Written instruction >> Using the listing beneath this task, count the lines with the word "доступа" and write only the result.

Task data >>

▶

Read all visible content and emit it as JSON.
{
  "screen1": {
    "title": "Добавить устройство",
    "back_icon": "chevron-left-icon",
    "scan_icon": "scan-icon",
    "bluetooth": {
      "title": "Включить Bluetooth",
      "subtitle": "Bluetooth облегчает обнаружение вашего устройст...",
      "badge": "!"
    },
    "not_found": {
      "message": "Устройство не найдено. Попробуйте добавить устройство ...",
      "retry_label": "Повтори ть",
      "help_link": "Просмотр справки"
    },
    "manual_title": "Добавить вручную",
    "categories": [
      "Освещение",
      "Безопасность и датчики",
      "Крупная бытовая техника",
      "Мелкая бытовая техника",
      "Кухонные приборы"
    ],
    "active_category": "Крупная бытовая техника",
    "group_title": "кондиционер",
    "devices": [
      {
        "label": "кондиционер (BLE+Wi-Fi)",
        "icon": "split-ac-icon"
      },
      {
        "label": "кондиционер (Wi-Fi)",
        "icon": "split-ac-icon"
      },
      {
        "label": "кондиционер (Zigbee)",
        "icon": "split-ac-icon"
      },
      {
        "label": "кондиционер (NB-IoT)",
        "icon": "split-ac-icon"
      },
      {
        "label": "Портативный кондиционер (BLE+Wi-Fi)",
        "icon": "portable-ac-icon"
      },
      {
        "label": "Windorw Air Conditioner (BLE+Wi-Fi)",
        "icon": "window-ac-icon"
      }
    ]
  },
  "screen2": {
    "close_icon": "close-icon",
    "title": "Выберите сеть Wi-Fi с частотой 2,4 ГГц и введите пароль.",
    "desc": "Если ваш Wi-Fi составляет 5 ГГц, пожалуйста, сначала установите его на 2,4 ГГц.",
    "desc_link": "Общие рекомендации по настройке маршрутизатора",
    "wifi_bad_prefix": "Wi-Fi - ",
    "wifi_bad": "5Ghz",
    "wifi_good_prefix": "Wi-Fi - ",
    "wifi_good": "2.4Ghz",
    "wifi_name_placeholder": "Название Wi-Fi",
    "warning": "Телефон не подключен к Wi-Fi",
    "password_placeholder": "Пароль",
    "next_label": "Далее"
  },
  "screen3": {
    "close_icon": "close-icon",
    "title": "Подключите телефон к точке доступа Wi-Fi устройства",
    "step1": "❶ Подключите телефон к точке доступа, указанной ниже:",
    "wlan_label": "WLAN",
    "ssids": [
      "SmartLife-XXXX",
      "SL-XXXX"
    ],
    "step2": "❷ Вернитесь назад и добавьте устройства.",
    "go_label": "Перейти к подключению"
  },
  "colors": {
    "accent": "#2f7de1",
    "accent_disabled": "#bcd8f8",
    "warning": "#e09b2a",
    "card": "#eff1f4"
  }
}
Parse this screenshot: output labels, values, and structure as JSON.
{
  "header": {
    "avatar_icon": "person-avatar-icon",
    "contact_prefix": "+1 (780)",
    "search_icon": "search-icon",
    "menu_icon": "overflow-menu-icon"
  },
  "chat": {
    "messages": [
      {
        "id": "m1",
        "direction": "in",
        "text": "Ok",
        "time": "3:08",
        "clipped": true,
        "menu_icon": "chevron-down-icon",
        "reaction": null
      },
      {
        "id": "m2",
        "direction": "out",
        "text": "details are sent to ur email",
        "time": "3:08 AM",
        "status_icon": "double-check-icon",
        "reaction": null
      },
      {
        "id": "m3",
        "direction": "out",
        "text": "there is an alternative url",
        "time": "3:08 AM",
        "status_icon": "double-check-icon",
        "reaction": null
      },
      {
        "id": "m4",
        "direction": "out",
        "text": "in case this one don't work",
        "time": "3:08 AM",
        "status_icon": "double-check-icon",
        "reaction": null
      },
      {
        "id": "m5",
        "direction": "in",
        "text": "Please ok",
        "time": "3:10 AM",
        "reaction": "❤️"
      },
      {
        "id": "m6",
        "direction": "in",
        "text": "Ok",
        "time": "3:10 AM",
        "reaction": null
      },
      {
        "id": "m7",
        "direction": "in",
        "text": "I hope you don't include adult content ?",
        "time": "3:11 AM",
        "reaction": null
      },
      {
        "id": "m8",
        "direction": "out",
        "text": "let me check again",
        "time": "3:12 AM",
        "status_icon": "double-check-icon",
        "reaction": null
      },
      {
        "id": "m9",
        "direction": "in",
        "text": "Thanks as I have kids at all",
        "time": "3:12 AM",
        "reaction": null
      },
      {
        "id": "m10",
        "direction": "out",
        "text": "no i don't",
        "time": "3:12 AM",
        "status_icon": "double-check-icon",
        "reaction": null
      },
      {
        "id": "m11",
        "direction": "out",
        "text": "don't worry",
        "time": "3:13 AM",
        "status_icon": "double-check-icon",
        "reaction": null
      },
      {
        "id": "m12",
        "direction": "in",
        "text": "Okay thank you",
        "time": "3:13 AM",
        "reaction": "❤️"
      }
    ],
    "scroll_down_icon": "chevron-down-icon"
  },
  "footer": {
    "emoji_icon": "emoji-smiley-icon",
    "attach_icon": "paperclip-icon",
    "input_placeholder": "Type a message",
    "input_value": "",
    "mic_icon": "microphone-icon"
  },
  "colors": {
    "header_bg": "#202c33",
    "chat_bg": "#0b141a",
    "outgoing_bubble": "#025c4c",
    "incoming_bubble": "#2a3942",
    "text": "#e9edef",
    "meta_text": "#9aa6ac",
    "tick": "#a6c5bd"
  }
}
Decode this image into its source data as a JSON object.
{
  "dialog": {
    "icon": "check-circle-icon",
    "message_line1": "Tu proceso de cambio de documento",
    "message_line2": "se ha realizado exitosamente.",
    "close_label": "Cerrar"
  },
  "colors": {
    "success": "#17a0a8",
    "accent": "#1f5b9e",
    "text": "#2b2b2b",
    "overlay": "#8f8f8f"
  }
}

◀
▶

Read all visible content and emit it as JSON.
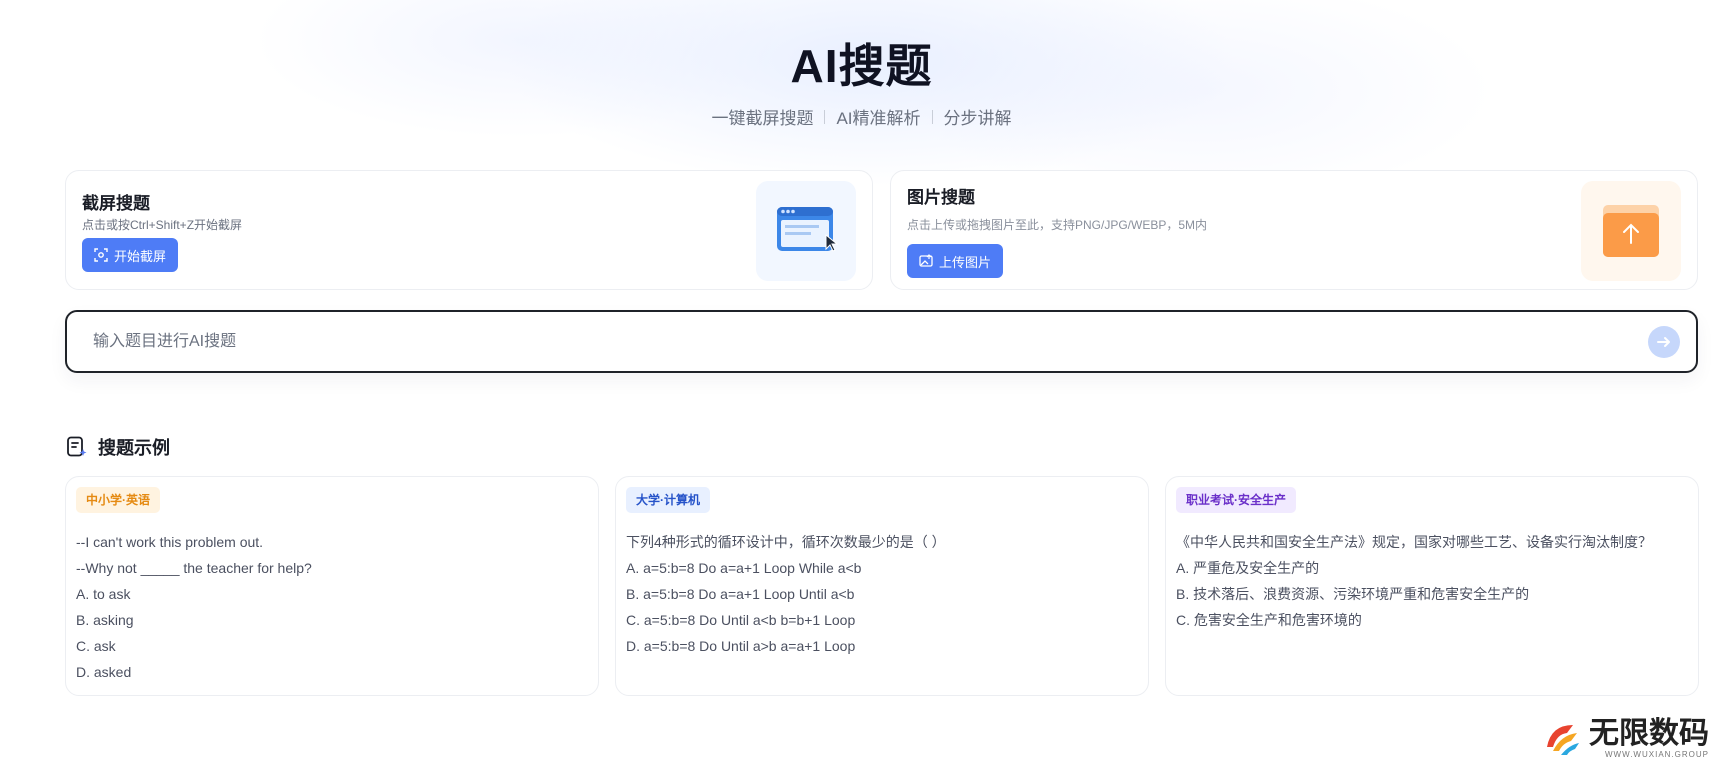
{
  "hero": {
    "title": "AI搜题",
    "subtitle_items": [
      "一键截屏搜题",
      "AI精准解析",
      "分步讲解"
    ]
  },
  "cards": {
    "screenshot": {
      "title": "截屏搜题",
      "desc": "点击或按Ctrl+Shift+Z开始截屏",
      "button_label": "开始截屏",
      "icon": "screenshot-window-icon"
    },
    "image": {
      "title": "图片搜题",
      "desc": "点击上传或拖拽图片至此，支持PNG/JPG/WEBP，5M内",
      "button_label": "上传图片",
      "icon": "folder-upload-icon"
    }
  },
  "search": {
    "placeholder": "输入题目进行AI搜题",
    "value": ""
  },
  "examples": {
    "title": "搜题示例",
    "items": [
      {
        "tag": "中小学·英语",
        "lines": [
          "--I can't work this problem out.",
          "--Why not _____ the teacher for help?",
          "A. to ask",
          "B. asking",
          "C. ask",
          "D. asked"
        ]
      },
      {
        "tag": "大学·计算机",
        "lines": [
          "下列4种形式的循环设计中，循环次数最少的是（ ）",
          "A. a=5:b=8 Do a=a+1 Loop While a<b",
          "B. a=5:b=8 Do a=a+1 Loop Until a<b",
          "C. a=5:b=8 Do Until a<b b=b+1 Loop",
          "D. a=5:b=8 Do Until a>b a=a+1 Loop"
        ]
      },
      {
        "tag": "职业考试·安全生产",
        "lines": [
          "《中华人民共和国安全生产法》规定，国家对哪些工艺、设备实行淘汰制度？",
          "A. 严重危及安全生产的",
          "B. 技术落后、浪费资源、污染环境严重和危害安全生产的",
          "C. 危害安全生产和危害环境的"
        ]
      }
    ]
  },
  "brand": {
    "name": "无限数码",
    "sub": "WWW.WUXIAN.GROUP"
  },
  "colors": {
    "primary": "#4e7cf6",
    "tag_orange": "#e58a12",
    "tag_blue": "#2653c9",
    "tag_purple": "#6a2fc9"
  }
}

◀
▶

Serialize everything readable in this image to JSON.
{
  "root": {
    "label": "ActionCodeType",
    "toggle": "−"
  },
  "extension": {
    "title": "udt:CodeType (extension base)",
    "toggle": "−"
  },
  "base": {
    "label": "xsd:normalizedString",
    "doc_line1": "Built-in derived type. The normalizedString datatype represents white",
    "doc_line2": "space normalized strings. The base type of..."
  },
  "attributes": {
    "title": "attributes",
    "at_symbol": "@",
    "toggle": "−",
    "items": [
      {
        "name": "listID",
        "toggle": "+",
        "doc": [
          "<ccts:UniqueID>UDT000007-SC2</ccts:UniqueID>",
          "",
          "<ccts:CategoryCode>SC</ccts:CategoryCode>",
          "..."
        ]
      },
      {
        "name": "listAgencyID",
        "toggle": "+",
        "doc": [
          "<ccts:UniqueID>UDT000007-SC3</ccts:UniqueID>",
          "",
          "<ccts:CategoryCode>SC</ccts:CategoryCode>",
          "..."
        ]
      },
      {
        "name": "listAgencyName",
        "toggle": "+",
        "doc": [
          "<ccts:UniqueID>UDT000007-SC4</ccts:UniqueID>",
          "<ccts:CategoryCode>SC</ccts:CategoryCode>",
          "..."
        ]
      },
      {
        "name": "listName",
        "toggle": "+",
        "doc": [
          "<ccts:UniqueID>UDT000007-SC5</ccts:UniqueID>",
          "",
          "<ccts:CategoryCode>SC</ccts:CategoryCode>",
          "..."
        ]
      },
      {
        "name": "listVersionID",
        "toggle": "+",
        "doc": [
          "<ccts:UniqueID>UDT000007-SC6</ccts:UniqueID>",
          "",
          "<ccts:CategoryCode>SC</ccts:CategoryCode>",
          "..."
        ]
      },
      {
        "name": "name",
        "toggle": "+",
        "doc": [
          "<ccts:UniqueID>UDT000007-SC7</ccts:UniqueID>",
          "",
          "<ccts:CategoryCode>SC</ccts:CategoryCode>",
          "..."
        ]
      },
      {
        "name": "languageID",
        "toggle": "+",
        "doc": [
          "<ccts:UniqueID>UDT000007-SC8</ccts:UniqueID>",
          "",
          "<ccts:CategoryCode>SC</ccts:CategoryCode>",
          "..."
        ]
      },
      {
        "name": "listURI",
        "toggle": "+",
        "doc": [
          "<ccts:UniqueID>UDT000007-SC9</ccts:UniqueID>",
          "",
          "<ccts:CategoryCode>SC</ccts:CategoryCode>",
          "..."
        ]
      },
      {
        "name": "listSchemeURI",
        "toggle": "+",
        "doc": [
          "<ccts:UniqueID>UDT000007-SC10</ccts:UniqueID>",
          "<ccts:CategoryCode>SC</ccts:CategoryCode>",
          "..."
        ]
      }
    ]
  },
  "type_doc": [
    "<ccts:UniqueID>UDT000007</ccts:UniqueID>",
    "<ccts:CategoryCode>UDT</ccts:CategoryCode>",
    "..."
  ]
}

◀

Right answer >> 2